Exercise task:
Only lines holding the word "statistic" should be copied from the material.

Exercise input:
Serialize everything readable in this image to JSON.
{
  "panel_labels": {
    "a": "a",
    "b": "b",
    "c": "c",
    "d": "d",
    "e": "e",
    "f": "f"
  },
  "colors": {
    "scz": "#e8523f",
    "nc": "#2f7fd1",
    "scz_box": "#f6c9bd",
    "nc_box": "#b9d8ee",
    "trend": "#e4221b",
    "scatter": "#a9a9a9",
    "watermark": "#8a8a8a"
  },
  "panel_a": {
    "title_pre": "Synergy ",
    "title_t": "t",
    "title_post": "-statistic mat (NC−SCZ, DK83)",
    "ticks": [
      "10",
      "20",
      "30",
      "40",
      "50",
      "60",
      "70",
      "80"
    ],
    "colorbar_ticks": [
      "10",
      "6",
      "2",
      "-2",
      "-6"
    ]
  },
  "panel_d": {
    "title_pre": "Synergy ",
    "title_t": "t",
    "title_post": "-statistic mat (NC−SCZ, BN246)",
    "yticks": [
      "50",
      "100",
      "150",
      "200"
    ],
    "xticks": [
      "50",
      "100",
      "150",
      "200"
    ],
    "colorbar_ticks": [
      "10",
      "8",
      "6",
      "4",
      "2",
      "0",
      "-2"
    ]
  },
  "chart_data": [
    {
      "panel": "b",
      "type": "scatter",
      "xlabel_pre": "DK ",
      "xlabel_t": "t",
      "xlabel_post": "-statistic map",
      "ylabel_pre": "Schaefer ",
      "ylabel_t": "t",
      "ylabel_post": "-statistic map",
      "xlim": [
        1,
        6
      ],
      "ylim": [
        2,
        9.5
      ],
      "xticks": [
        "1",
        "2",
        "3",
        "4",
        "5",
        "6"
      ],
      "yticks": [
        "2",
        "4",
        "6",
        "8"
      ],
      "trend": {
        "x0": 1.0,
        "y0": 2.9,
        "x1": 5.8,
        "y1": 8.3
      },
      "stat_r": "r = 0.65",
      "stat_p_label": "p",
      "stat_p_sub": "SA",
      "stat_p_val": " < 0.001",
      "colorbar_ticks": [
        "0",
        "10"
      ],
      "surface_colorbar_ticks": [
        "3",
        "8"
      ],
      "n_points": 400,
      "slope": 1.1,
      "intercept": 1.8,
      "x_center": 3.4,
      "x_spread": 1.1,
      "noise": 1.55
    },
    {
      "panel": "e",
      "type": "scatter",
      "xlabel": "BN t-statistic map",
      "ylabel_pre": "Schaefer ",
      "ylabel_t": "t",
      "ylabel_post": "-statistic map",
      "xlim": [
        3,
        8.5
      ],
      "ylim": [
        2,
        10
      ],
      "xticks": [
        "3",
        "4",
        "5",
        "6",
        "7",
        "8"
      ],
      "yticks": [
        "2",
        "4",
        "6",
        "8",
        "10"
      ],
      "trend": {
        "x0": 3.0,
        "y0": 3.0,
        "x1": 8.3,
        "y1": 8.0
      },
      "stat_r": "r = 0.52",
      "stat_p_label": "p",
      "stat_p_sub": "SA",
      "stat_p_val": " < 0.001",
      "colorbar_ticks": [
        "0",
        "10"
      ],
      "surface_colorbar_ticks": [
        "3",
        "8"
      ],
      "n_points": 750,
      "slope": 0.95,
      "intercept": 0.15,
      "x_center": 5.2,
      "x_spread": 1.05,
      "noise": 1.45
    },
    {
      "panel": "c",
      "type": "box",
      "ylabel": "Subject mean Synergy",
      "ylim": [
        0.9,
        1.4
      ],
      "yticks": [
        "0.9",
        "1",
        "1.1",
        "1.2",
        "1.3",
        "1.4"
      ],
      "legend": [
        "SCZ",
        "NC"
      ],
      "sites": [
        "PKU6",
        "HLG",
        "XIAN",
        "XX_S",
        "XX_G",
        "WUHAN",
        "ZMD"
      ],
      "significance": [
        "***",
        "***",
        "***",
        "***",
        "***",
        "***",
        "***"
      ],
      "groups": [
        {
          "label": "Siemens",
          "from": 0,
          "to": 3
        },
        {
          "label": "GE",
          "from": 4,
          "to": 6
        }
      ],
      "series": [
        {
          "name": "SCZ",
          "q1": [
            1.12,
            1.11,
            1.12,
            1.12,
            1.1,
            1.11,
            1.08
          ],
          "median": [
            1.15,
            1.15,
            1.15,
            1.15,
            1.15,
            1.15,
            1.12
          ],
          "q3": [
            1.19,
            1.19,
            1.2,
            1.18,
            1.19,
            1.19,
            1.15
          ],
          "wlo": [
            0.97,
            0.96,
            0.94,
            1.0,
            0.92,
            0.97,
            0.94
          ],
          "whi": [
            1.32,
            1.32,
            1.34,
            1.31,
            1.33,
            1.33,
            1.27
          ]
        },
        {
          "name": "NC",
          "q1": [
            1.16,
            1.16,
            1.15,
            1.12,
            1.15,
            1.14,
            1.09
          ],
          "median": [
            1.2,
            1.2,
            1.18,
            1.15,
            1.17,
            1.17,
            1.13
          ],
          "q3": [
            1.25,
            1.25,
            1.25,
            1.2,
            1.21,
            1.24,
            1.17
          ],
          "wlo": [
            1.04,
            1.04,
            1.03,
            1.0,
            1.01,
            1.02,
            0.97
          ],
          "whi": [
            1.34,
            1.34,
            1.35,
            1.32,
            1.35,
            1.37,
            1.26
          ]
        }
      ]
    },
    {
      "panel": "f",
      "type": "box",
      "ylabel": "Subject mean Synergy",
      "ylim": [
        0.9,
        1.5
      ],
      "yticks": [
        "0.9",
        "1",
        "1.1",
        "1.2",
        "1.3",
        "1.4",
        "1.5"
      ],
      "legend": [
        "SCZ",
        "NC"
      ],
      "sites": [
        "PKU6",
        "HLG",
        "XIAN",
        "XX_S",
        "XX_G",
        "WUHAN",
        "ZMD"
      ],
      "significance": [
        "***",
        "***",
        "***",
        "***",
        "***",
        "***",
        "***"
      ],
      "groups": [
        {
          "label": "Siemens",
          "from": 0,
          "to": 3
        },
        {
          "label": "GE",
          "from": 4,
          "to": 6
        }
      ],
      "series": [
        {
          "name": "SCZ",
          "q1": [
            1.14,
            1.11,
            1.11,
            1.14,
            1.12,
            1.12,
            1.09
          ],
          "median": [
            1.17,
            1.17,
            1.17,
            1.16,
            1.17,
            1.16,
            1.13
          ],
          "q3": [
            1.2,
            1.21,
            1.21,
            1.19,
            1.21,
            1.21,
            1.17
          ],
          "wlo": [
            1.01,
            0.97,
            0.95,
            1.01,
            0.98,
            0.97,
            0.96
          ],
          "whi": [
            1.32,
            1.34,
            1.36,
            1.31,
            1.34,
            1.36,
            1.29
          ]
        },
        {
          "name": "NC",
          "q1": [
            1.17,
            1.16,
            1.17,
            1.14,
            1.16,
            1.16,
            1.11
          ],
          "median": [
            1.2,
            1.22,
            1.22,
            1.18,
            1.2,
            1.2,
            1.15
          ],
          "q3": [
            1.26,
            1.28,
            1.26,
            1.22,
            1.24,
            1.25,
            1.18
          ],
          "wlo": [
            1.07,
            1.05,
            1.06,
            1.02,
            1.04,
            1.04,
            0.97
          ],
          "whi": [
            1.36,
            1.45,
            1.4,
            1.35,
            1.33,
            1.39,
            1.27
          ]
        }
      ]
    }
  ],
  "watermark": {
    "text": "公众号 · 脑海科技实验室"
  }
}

...

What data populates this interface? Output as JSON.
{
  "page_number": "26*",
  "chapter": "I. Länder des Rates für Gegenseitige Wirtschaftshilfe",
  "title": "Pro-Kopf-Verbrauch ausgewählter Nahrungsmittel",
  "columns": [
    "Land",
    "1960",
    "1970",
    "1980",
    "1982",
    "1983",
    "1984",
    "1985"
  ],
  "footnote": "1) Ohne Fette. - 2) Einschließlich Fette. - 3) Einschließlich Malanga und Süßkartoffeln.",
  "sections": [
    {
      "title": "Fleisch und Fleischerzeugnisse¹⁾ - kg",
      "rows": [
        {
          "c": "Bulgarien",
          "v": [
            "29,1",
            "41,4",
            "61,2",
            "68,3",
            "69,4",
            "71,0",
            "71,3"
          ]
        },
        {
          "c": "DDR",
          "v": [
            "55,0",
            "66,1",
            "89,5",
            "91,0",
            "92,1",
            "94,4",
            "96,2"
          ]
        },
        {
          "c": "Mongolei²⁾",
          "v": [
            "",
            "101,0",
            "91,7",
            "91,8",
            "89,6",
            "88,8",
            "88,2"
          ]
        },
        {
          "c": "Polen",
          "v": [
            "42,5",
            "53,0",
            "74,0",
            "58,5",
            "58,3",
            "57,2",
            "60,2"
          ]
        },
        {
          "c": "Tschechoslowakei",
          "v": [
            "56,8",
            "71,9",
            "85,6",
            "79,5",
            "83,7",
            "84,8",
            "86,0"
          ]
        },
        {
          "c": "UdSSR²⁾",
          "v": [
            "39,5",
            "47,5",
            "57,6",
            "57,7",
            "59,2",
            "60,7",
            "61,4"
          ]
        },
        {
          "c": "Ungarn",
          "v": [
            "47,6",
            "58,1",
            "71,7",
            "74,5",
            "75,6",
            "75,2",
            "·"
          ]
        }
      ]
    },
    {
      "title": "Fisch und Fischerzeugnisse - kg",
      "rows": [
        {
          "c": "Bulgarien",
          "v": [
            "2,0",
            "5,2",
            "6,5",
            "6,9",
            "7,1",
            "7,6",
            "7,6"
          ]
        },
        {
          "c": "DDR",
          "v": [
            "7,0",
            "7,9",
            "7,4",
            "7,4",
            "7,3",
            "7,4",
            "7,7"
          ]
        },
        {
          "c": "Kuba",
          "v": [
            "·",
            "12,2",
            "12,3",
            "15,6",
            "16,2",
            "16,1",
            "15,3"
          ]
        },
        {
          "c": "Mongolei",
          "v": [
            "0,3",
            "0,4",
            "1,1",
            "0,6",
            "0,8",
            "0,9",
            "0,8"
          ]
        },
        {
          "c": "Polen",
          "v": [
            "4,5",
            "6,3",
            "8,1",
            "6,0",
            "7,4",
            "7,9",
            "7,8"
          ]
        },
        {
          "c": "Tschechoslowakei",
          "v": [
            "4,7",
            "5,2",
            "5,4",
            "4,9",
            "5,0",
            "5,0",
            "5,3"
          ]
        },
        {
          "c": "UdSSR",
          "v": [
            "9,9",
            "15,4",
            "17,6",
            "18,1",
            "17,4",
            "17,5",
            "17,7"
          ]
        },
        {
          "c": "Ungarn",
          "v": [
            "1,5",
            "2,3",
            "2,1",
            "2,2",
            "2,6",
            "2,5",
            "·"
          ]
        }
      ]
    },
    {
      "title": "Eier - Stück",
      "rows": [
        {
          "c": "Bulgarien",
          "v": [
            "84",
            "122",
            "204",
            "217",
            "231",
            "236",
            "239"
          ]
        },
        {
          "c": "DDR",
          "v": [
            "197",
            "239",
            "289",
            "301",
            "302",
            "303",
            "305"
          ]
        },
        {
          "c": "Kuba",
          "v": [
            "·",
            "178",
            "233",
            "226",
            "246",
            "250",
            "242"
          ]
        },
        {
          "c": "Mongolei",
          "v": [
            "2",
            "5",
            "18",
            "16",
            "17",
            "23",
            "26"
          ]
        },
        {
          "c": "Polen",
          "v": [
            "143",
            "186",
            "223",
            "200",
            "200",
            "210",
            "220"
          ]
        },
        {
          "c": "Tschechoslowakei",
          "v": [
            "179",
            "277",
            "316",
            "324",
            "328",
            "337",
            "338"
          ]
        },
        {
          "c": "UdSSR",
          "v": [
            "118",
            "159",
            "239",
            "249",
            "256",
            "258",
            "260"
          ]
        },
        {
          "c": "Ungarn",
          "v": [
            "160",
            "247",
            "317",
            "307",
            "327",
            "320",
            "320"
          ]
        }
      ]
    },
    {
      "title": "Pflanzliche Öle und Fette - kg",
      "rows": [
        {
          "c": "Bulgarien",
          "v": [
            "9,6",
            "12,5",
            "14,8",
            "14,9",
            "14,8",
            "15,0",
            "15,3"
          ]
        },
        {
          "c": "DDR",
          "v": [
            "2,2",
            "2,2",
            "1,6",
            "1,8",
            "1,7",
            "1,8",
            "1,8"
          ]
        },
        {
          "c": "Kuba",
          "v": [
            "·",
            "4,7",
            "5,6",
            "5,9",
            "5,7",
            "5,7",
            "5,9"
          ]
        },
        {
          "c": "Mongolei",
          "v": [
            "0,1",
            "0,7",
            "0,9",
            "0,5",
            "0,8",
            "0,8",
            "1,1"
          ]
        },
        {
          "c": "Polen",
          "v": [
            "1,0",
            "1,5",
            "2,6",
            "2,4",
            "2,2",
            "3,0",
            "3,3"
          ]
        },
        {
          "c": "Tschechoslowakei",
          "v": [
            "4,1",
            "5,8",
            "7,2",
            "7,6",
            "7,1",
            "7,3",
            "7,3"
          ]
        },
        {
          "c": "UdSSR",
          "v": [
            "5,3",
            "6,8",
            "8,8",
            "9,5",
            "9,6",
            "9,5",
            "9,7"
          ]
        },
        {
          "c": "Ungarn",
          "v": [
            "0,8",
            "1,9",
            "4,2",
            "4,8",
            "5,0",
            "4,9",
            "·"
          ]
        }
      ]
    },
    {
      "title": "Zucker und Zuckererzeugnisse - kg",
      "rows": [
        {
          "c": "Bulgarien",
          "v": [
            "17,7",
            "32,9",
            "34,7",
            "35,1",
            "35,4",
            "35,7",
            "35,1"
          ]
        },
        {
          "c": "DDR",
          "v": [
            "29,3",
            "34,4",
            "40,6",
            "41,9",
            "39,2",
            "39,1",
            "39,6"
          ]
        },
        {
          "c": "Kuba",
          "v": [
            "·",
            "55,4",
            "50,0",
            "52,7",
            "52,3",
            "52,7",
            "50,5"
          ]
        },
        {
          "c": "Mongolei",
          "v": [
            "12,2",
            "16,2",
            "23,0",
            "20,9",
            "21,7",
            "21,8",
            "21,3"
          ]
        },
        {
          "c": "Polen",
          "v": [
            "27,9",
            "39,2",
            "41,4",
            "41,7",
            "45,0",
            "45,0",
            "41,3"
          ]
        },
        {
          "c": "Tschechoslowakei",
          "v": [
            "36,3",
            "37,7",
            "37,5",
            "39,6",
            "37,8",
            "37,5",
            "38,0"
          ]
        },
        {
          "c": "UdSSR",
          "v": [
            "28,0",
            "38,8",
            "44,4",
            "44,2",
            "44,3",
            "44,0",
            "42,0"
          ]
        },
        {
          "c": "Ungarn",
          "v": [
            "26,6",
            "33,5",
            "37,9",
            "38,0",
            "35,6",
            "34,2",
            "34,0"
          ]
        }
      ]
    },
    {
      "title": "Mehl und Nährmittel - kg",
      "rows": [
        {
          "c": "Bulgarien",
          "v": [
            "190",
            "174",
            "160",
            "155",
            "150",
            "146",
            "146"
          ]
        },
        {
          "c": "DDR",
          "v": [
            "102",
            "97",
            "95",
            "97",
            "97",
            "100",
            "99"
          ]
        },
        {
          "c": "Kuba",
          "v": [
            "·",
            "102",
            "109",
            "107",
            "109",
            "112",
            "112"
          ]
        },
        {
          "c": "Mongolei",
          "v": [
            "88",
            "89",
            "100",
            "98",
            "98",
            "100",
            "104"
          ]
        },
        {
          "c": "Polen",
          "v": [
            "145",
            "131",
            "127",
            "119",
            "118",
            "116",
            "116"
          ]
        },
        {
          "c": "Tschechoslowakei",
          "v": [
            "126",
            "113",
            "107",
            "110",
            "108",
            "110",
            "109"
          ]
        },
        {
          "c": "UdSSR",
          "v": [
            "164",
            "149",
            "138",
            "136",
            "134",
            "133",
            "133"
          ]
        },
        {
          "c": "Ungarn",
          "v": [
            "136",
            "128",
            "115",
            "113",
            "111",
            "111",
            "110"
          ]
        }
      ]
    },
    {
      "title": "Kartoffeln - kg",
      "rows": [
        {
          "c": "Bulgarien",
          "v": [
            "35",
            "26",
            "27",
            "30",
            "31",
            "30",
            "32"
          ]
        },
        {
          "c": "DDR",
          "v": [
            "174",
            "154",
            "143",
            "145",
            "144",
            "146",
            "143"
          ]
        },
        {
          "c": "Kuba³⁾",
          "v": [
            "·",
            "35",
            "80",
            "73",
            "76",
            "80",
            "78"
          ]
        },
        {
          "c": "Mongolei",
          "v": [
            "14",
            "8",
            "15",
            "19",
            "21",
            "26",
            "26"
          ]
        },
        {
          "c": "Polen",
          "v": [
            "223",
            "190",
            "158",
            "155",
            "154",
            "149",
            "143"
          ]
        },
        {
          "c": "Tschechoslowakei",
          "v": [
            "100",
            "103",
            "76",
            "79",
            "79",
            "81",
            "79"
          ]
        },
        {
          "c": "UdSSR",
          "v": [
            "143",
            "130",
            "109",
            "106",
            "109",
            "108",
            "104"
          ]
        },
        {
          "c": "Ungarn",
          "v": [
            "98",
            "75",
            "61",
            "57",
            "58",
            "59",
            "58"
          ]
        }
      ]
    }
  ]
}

Full response:
    "title_post": "-statistic mat (NC−SCZ, DK83)",
    "title_post": "-statistic mat (NC−SCZ, BN246)",
      "xlabel_post": "-statistic map",
      "ylabel_post": "-statistic map",
      "xlabel": "BN t-statistic map",
      "ylabel_post": "-statistic map",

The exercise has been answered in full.